GIVEN TASK ->
Search the data for the word "JSON". Reproduce every line where it is found.

Records:
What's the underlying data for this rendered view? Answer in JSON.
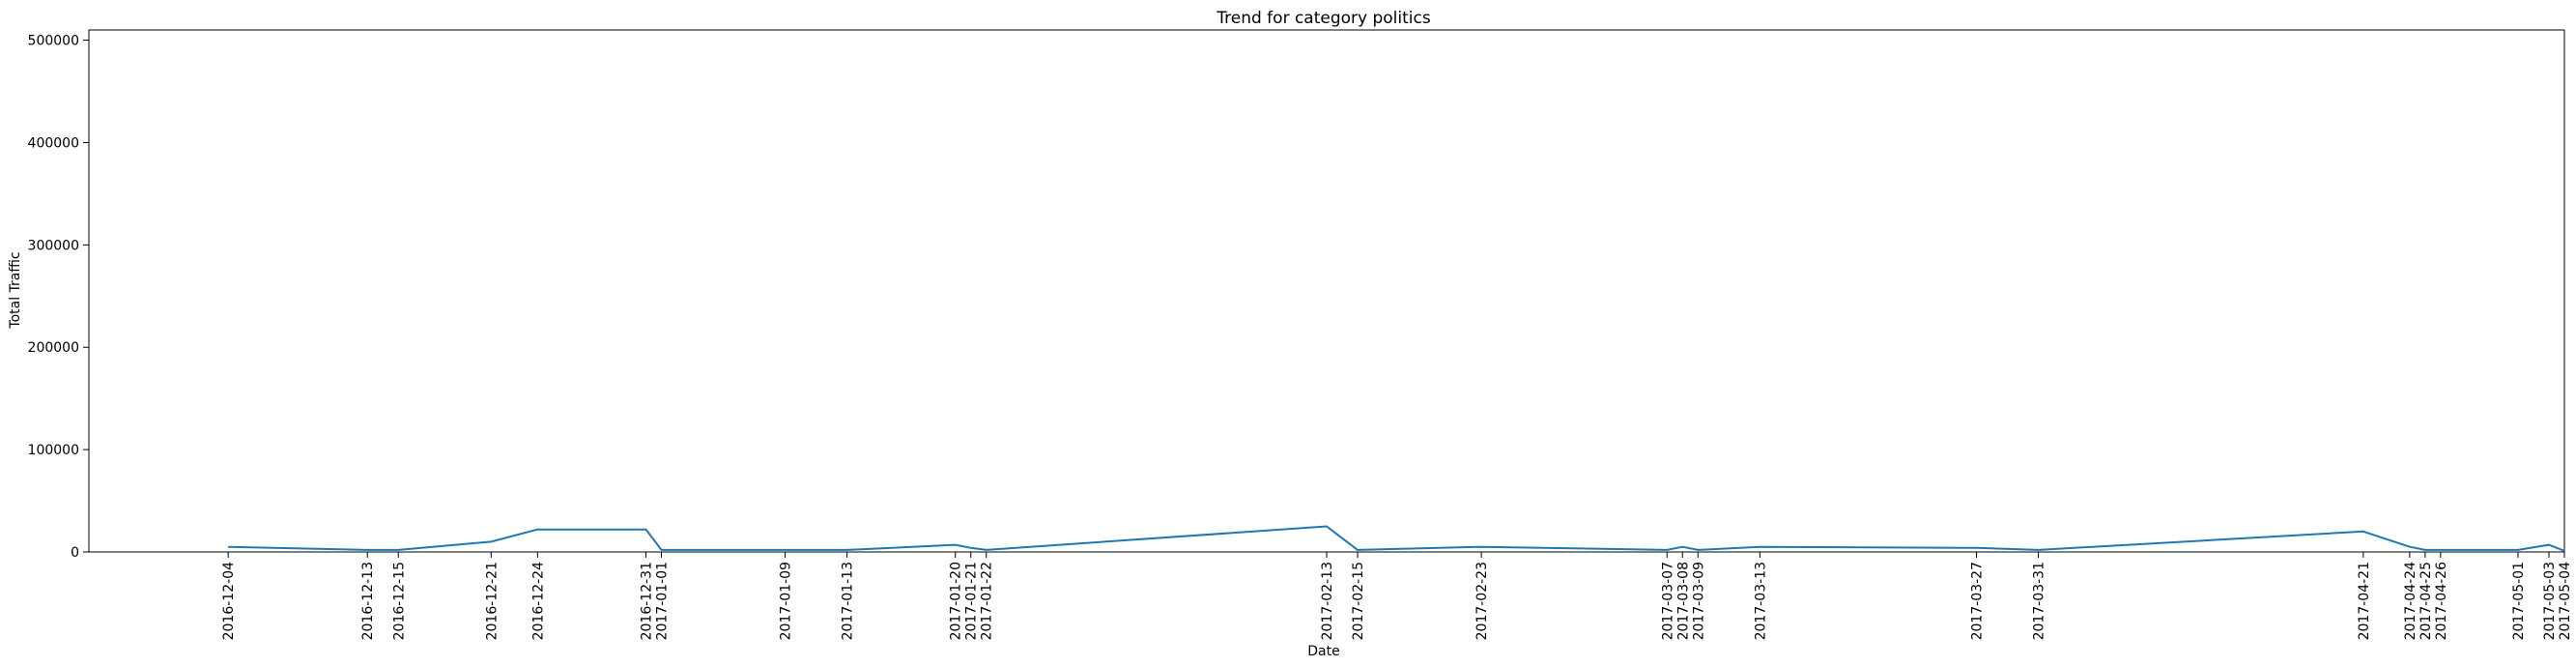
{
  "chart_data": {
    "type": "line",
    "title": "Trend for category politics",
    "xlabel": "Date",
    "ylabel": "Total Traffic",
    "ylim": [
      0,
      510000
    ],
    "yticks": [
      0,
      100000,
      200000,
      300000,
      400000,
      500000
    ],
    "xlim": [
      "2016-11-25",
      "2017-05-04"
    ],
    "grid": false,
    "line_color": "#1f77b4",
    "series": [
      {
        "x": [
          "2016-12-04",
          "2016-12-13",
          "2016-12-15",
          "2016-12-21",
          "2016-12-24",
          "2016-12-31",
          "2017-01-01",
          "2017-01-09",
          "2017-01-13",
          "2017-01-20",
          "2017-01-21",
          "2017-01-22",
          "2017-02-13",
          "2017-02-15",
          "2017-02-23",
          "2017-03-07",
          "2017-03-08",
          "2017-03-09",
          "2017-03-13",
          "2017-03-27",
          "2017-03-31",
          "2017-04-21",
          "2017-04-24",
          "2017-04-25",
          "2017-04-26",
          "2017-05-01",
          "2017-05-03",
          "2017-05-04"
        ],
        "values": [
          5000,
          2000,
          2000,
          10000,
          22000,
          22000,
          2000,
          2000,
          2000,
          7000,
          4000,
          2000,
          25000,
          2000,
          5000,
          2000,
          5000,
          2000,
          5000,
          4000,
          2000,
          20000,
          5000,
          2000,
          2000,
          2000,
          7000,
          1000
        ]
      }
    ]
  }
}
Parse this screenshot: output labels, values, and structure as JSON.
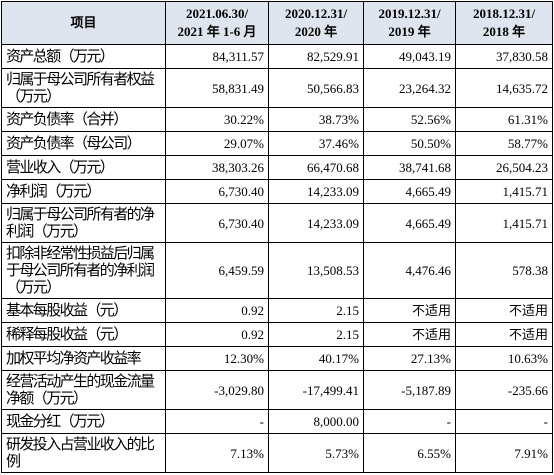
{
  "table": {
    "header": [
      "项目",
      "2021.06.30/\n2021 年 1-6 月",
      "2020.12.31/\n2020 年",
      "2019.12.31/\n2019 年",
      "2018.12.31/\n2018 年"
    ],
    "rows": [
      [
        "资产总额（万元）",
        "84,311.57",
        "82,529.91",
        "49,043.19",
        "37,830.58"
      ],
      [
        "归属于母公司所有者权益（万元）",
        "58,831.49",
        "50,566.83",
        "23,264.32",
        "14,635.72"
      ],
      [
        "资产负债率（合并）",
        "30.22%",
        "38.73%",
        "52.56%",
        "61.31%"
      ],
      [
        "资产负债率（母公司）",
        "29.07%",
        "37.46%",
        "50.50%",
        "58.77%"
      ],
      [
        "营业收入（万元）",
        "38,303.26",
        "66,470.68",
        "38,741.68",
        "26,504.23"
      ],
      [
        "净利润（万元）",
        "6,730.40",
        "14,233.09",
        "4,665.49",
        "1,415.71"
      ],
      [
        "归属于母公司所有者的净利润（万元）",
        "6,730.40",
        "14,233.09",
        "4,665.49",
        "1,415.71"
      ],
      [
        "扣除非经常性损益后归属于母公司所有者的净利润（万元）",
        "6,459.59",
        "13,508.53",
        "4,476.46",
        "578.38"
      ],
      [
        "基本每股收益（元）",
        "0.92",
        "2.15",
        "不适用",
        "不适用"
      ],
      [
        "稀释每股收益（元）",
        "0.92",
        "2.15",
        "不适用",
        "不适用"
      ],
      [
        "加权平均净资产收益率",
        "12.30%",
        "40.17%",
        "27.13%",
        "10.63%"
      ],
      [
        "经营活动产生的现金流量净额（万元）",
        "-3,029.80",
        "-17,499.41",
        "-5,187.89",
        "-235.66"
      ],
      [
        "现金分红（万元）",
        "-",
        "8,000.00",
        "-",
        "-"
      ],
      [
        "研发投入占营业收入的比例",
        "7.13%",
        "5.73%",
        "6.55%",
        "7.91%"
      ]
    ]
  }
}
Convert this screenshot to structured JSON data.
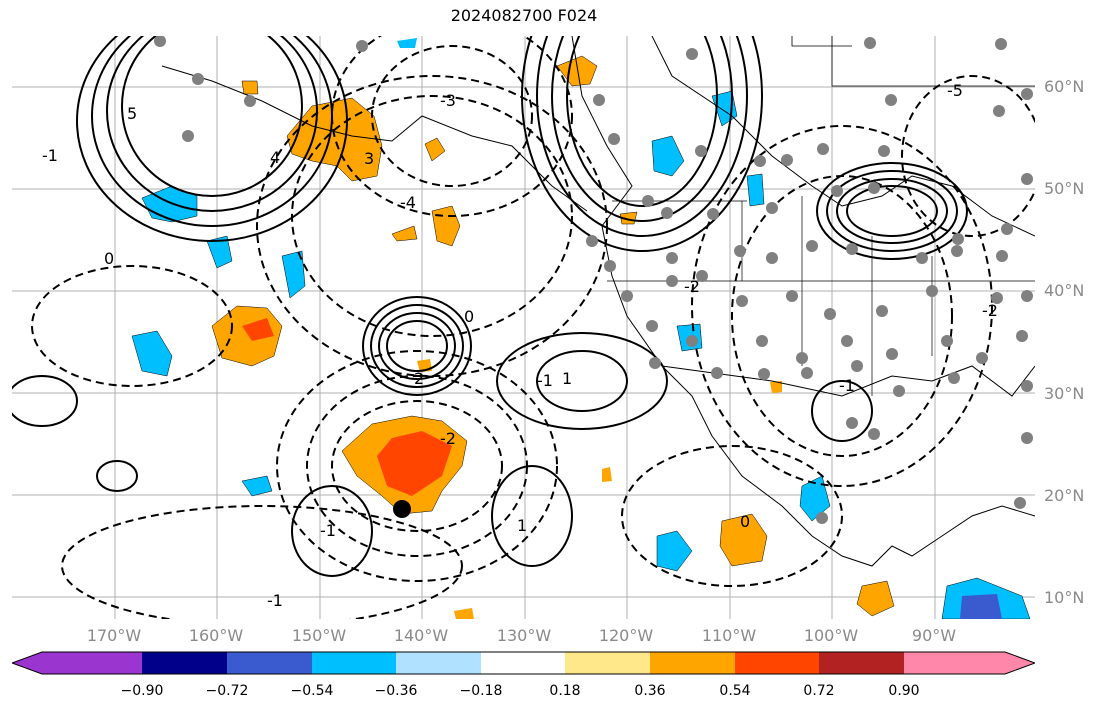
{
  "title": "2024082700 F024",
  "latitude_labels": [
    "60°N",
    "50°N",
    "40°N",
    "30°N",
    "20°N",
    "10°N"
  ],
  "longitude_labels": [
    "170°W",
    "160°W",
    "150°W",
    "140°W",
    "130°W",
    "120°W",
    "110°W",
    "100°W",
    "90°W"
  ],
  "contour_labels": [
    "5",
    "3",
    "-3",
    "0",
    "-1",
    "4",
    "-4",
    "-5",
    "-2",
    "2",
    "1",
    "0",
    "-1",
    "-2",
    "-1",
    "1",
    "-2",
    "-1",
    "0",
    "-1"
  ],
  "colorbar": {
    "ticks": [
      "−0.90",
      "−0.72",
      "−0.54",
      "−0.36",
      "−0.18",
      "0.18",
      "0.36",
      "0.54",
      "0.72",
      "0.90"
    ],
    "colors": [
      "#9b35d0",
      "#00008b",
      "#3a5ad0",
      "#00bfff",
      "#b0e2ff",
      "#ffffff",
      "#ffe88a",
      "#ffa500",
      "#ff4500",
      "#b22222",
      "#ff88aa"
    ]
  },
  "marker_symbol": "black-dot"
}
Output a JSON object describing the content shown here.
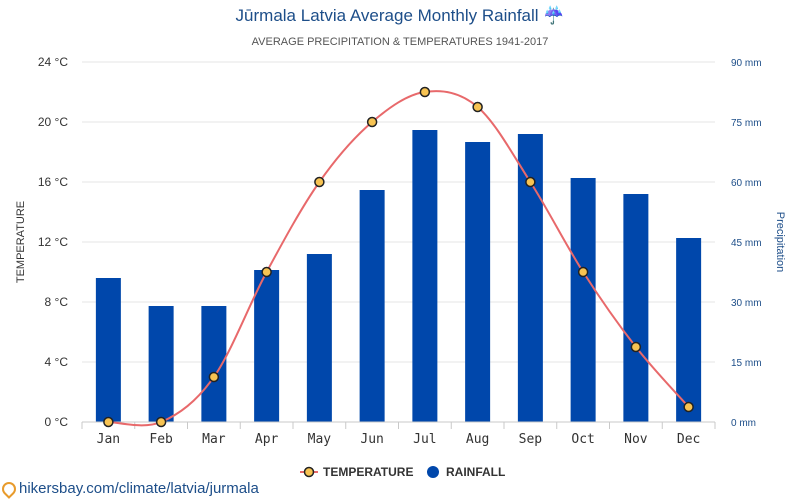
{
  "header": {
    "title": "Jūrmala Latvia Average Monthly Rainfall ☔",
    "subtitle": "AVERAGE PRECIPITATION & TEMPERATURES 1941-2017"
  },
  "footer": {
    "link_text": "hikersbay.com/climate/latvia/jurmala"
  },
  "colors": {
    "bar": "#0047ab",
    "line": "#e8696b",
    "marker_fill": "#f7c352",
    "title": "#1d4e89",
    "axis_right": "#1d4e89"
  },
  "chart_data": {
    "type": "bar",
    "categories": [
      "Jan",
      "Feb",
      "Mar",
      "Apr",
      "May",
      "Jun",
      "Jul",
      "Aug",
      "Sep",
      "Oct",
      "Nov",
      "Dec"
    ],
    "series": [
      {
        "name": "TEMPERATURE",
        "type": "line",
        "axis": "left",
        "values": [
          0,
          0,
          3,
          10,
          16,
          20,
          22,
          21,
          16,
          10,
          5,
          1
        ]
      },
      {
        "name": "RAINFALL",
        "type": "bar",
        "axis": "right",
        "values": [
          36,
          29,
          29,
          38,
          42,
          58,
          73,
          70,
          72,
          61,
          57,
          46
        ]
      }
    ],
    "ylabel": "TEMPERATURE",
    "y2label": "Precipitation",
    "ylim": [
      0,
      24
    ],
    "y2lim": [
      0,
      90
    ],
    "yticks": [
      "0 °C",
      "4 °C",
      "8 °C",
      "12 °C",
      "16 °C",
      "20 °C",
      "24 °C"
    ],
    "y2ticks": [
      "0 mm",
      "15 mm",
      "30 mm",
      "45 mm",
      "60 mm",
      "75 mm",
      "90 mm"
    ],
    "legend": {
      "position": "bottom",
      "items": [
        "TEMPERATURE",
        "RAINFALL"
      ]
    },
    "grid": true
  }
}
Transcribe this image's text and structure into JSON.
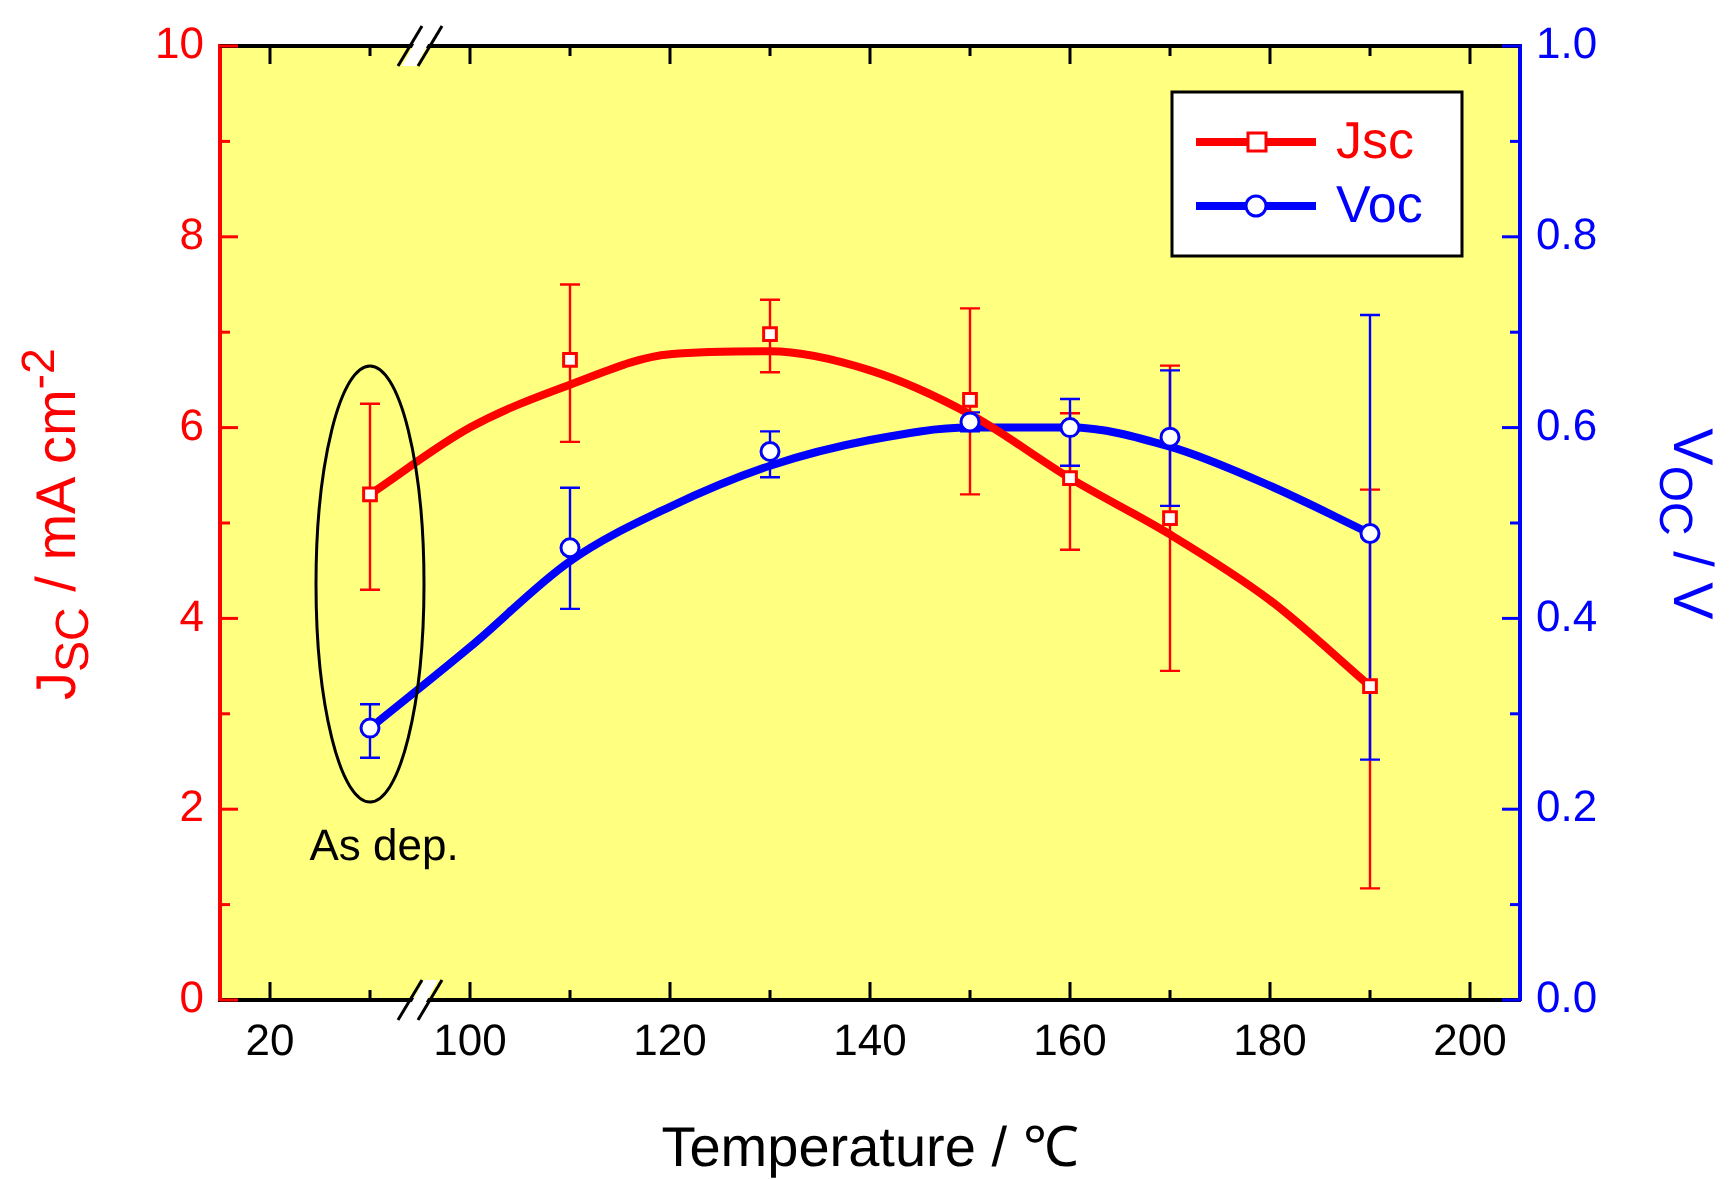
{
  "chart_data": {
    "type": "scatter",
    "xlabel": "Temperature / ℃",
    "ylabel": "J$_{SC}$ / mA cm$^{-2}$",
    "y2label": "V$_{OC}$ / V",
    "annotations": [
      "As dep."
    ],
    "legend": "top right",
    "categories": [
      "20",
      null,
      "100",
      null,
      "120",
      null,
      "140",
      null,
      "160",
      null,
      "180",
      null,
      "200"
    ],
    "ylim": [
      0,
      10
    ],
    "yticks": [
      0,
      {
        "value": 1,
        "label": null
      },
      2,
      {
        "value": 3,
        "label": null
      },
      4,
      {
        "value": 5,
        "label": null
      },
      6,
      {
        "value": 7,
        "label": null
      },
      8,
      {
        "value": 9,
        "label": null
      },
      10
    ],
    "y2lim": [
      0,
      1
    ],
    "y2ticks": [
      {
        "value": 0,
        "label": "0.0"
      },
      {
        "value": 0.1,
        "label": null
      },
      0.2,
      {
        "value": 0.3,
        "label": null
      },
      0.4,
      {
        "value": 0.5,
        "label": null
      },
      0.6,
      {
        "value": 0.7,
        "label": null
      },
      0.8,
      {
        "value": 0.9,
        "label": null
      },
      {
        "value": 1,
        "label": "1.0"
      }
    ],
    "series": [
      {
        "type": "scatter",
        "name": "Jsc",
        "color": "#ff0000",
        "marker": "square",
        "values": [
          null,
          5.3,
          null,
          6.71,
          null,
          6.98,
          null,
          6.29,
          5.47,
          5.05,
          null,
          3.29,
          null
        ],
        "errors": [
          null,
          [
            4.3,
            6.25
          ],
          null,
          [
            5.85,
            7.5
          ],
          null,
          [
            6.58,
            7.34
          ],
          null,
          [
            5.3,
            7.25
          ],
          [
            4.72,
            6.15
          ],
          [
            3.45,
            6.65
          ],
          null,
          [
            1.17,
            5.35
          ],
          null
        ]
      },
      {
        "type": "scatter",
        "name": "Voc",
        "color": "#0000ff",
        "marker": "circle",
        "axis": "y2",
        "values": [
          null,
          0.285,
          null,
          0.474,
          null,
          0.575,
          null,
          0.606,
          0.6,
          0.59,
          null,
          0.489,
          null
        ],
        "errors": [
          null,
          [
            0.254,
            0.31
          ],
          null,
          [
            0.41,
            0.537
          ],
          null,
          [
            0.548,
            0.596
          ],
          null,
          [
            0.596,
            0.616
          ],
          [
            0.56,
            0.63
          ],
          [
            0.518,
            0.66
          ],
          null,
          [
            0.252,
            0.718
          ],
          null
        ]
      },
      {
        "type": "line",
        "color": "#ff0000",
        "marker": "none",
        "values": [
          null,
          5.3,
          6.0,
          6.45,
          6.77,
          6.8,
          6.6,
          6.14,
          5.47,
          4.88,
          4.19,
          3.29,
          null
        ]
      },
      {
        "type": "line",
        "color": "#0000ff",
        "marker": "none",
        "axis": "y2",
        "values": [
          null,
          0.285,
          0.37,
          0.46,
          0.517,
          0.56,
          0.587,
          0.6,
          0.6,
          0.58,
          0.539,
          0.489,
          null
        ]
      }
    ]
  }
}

SOLUTION FOR THIS PROBLEM ->
What's the underlying data for this rendered view? Answer in JSON.
Parse this screenshot: output labels, values, and structure as JSON.
Convert this screenshot to structured JSON data.
Output a JSON object describing the content shown here.
Transcribe this image's text and structure into JSON.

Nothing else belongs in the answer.